JOB:
Show every line containing "сопротивление" by copying it.

-- BEGIN --

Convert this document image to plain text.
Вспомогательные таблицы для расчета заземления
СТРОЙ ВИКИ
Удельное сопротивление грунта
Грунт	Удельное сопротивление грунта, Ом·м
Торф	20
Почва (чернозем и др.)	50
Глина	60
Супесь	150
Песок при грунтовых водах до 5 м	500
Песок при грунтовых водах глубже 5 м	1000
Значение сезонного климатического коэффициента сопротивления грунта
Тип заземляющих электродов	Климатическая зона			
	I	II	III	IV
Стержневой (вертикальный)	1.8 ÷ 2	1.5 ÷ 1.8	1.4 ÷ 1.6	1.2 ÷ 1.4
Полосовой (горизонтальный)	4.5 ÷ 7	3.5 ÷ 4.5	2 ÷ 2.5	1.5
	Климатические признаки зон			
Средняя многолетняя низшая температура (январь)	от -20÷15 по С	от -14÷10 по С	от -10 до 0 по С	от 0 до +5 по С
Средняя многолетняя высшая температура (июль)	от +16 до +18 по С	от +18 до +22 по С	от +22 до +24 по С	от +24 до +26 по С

-- END --

THE REPLY:
Удельное сопротивление грунта
Грунт	Удельное сопротивление грунта, Ом·м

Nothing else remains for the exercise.